#### [PROMPT]
Pick out each line in these entries that contains the string "desde".

#### [RAW RECORDS]
╔══

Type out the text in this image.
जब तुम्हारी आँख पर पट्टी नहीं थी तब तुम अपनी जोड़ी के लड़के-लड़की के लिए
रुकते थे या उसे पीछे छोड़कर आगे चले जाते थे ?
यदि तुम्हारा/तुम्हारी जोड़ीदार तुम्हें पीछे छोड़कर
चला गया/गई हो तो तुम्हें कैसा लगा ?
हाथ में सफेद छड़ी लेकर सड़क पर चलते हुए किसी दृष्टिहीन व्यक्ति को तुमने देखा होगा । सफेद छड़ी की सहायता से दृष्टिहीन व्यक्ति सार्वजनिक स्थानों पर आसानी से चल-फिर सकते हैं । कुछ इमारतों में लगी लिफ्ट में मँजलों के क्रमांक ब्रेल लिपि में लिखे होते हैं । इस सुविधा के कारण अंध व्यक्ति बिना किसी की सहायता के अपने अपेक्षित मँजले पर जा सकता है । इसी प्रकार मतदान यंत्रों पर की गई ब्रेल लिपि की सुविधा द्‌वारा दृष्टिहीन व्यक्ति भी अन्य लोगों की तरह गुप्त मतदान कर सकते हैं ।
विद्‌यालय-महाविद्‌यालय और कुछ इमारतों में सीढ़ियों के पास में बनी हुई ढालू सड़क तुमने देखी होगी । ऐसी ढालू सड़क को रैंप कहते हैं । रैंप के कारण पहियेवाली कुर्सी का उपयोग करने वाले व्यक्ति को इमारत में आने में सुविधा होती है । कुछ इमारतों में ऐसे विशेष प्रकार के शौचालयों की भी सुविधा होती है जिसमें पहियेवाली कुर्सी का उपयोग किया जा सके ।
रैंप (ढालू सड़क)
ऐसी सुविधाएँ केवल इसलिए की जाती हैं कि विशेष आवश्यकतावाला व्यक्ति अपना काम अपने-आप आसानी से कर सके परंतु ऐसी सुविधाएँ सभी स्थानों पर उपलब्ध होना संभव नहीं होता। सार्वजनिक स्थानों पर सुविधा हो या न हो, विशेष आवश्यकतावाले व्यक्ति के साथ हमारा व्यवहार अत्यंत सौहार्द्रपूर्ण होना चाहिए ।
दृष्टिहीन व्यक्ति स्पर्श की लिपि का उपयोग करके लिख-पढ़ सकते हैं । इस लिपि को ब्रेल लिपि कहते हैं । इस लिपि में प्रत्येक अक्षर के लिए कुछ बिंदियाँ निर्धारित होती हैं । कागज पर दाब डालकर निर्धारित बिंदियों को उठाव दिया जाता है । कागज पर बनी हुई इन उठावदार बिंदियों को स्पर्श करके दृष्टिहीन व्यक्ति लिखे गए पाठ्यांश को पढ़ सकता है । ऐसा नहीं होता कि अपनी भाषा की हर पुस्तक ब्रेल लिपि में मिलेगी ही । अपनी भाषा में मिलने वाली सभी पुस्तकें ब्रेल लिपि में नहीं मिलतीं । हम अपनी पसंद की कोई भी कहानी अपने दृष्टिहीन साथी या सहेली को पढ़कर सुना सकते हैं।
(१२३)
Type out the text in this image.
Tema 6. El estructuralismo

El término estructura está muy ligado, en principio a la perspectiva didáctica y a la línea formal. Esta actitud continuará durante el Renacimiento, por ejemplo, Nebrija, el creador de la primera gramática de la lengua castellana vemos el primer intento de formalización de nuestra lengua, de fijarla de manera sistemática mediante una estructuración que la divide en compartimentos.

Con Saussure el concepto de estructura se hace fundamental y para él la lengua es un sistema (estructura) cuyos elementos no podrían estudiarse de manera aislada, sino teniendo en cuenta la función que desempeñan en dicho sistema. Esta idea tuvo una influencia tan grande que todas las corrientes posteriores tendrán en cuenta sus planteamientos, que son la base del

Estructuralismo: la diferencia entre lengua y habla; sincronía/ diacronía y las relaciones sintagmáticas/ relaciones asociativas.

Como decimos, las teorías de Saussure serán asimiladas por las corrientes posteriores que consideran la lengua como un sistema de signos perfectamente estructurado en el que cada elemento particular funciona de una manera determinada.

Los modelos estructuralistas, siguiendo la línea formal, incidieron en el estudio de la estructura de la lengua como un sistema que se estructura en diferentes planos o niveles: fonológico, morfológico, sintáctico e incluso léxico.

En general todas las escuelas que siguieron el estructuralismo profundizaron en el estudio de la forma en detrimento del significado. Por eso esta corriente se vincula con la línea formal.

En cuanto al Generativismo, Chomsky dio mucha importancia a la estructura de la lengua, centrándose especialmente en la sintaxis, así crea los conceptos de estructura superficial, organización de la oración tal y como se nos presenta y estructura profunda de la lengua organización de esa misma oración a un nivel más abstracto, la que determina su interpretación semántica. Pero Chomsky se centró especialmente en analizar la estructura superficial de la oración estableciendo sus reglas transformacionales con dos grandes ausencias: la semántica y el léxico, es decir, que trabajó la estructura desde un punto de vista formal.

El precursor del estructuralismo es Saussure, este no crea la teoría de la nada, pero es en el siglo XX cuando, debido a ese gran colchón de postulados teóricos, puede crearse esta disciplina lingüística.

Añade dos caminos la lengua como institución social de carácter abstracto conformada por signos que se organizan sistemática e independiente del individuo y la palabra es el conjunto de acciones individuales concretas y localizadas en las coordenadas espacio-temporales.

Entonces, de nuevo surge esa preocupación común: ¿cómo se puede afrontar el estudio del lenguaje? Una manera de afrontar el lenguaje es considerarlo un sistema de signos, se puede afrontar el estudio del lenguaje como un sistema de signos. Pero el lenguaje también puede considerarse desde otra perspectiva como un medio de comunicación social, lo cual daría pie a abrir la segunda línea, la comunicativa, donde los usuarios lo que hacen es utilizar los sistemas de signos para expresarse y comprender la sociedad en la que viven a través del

╚══

#### [REPLY]
En cuanto al Generativismo, Chomsky dio mucha importancia a la estructura de la lengua, centrándose especialmente en la sintaxis, así crea los conceptos de estructura superficial, organización de la oración tal y como se nos presenta y estructura profunda de la lengua organización de esa misma oración a un nivel más abstracto, la que determina su interpretación semántica. Pero Chomsky se centró especialmente en analizar la estructura superficial de la oración estableciendo sus reglas transformacionales con dos grandes ausencias: la semántica y el léxico, es decir, que trabajó la estructura desde un punto de vista formal.
Entonces, de nuevo surge esa preocupación común: ¿cómo se puede afrontar el estudio del lenguaje? Una manera de afrontar el lenguaje es considerarlo un sistema de signos, se puede afrontar el estudio del lenguaje como un sistema de signos. Pero el lenguaje también puede considerarse desde otra perspectiva como un medio de comunicación social, lo cual daría pie a abrir la segunda línea, la comunicativa, donde los usuarios lo que hacen es utilizar los sistemas de signos para expresarse y comprender la sociedad en la que viven a través del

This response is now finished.